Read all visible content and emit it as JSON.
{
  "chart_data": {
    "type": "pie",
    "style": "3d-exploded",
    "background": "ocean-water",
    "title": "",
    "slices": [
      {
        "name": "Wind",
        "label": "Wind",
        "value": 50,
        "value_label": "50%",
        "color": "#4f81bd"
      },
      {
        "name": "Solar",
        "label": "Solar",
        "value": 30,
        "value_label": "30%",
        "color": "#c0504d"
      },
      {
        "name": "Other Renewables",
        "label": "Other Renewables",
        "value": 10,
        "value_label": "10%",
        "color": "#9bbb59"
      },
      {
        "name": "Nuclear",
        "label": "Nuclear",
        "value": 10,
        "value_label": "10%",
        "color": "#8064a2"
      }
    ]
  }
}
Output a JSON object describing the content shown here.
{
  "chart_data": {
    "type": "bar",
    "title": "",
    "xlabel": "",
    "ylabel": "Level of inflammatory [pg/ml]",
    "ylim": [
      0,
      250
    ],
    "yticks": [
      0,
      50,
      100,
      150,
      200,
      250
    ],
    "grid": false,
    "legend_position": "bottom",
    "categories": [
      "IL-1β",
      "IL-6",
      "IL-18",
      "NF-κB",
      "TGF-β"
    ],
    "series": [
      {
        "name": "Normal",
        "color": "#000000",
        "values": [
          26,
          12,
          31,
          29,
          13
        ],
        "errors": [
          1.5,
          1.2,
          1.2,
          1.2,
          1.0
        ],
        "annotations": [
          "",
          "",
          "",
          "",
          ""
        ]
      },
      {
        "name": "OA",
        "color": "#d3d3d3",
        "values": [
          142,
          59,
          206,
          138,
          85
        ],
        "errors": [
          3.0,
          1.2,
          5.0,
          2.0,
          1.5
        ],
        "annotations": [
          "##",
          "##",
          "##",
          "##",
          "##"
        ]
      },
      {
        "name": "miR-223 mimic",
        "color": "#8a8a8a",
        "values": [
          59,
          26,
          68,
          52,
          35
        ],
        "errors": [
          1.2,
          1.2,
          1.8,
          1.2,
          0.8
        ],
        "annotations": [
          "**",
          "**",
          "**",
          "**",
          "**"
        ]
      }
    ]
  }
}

**TASK TO COMPLETE**
Exactly reproduce the material above.

**FULL RESPONSE**
Read all visible content and emit it as JSON.
{
  "chart_data": {
    "type": "pie",
    "style": "3d-exploded",
    "background": "ocean-water",
    "title": "",
    "slices": [
      {
        "name": "Wind",
        "label": "Wind",
        "value": 50,
        "value_label": "50%",
        "color": "#4f81bd"
      },
      {
        "name": "Solar",
        "label": "Solar",
        "value": 30,
        "value_label": "30%",
        "color": "#c0504d"
      },
      {
        "name": "Other Renewables",
        "label": "Other Renewables",
        "value": 10,
        "value_label": "10%",
        "color": "#9bbb59"
      },
      {
        "name": "Nuclear",
        "label": "Nuclear",
        "value": 10,
        "value_label": "10%",
        "color": "#8064a2"
      }
    ]
  }
}
Output a JSON object describing the content shown here.
{
  "chart_data": {
    "type": "bar",
    "title": "",
    "xlabel": "",
    "ylabel": "Level of inflammatory [pg/ml]",
    "ylim": [
      0,
      250
    ],
    "yticks": [
      0,
      50,
      100,
      150,
      200,
      250
    ],
    "grid": false,
    "legend_position": "bottom",
    "categories": [
      "IL-1β",
      "IL-6",
      "IL-18",
      "NF-κB",
      "TGF-β"
    ],
    "series": [
      {
        "name": "Normal",
        "color": "#000000",
        "values": [
          26,
          12,
          31,
          29,
          13
        ],
        "errors": [
          1.5,
          1.2,
          1.2,
          1.2,
          1.0
        ],
        "annotations": [
          "",
          "",
          "",
          "",
          ""
        ]
      },
      {
        "name": "OA",
        "color": "#d3d3d3",
        "values": [
          142,
          59,
          206,
          138,
          85
        ],
        "errors": [
          3.0,
          1.2,
          5.0,
          2.0,
          1.5
        ],
        "annotations": [
          "##",
          "##",
          "##",
          "##",
          "##"
        ]
      },
      {
        "name": "miR-223 mimic",
        "color": "#8a8a8a",
        "values": [
          59,
          26,
          68,
          52,
          35
        ],
        "errors": [
          1.2,
          1.2,
          1.8,
          1.2,
          0.8
        ],
        "annotations": [
          "**",
          "**",
          "**",
          "**",
          "**"
        ]
      }
    ]
  }
}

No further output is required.